(Some records)
▬▬▬

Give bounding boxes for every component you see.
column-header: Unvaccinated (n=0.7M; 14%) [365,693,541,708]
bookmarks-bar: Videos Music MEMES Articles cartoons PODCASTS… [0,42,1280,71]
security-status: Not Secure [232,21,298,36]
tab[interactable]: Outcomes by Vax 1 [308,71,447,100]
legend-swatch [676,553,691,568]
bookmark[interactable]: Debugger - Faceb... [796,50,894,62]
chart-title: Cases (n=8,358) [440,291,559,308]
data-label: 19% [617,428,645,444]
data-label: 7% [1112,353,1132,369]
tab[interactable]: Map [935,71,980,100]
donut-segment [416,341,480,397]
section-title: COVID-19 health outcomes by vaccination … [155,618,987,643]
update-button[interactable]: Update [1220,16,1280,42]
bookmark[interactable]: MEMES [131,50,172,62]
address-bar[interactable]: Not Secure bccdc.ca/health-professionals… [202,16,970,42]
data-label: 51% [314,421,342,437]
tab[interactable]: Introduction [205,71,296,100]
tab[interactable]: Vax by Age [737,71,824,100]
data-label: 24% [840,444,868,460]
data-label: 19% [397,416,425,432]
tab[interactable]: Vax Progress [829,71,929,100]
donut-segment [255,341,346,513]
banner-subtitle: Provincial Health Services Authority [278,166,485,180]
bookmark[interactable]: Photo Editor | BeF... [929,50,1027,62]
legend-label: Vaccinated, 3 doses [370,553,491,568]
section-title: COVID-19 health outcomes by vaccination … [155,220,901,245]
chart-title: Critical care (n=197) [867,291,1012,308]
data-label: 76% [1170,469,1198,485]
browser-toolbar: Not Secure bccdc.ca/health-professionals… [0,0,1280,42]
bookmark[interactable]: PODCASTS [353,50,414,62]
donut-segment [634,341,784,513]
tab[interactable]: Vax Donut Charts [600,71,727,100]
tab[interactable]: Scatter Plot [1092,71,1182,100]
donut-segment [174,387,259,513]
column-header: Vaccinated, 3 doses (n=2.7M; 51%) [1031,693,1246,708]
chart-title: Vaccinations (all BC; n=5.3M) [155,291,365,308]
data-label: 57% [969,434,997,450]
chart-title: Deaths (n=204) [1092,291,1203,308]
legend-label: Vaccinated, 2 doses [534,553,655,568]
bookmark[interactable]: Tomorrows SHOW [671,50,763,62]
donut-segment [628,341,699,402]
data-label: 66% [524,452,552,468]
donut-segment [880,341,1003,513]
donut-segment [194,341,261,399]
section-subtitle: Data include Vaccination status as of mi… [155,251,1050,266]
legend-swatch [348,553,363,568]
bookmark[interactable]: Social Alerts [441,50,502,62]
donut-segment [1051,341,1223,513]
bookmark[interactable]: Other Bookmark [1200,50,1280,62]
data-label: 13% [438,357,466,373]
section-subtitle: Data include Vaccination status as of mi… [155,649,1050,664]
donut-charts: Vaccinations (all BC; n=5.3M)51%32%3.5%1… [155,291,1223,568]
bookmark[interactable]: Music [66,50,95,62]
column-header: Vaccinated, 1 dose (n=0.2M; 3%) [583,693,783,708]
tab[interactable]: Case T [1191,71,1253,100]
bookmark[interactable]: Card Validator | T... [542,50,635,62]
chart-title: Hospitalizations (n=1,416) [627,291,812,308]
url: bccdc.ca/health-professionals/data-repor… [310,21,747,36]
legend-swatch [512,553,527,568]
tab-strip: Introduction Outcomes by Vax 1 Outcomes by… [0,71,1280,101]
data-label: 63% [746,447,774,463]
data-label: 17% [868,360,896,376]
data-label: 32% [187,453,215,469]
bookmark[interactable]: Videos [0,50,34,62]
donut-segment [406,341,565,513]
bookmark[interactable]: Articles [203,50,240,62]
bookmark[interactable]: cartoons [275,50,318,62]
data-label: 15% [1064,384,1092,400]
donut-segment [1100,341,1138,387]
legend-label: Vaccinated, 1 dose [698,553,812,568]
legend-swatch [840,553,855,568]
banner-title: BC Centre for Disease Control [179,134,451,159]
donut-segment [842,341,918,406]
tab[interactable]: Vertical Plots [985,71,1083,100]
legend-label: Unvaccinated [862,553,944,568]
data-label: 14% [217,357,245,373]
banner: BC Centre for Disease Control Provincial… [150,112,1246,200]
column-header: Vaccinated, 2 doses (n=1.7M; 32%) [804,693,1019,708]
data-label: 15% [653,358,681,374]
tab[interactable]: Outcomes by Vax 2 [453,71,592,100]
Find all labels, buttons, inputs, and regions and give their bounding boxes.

▬▬▬

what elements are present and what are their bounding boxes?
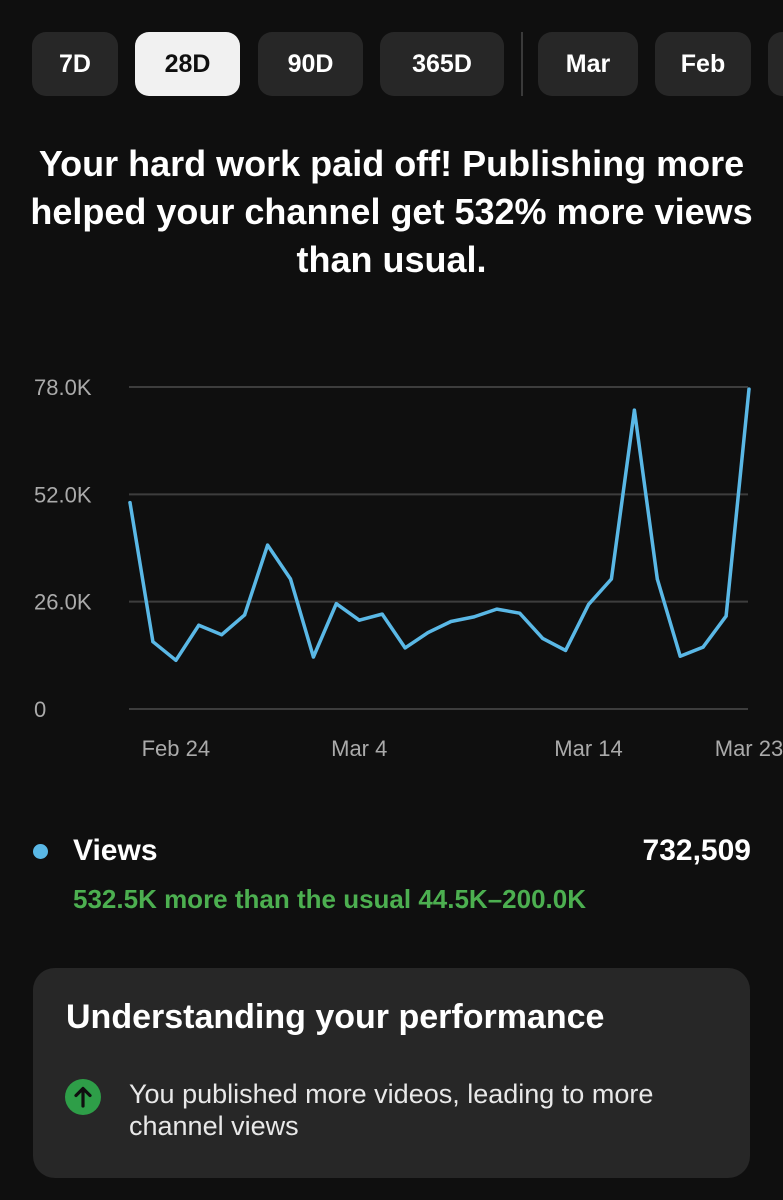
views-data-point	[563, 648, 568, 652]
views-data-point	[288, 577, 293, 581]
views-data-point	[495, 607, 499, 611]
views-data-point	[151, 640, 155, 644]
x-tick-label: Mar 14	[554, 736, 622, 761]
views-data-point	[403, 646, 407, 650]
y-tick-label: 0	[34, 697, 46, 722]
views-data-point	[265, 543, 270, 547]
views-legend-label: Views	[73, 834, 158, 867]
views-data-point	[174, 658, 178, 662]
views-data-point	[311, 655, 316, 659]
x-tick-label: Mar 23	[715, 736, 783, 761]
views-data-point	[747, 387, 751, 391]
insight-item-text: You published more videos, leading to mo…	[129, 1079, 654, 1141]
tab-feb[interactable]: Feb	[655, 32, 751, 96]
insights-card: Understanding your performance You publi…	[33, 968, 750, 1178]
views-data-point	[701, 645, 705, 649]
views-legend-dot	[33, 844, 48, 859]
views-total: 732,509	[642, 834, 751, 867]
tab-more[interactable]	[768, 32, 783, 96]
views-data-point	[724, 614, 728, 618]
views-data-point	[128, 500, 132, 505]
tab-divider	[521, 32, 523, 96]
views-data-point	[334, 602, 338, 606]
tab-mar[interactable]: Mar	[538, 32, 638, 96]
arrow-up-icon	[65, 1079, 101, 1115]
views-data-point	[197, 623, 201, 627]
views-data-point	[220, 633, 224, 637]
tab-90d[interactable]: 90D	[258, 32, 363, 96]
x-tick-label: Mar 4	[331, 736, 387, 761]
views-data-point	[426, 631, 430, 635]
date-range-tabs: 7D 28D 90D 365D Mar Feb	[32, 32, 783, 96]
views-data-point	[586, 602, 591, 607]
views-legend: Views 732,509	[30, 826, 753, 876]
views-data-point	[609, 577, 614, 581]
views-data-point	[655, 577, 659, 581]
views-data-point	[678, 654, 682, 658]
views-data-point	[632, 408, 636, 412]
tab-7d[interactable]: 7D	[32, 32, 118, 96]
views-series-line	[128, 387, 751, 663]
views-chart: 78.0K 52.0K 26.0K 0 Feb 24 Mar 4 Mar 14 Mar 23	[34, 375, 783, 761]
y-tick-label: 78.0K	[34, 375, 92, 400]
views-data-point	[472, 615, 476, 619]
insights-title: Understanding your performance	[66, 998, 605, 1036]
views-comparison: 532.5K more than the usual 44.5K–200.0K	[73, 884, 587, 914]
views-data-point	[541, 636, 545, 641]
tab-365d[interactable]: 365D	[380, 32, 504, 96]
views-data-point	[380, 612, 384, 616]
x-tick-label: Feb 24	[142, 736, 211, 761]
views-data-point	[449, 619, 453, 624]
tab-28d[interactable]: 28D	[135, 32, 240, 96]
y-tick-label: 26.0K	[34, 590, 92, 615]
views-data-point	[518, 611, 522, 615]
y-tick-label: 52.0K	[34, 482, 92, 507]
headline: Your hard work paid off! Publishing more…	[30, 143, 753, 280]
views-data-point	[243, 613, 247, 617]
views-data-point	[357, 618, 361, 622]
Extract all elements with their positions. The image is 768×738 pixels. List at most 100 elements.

▬▬▬

▶ [Task to complete]:
Rename "data-label" to "value-label" in the records, from the line with "Give bounding boxes" up to and including the line with "data-label: 7% [1112,353,1132,369]". Give only those lines, with everything else kept the same.

▶ [Exercise response]:
Give bounding boxes for every component you see.
column-header: Unvaccinated (n=0.7M; 14%) [365,693,541,708]
bookmarks-bar: Videos Music MEMES Articles cartoons PODCASTS… [0,42,1280,71]
security-status: Not Secure [232,21,298,36]
tab[interactable]: Outcomes by Vax 1 [308,71,447,100]
legend-swatch [676,553,691,568]
bookmark[interactable]: Debugger - Faceb... [796,50,894,62]
chart-title: Cases (n=8,358) [440,291,559,308]
value-label: 19% [617,428,645,444]
value-label: 7% [1112,353,1132,369]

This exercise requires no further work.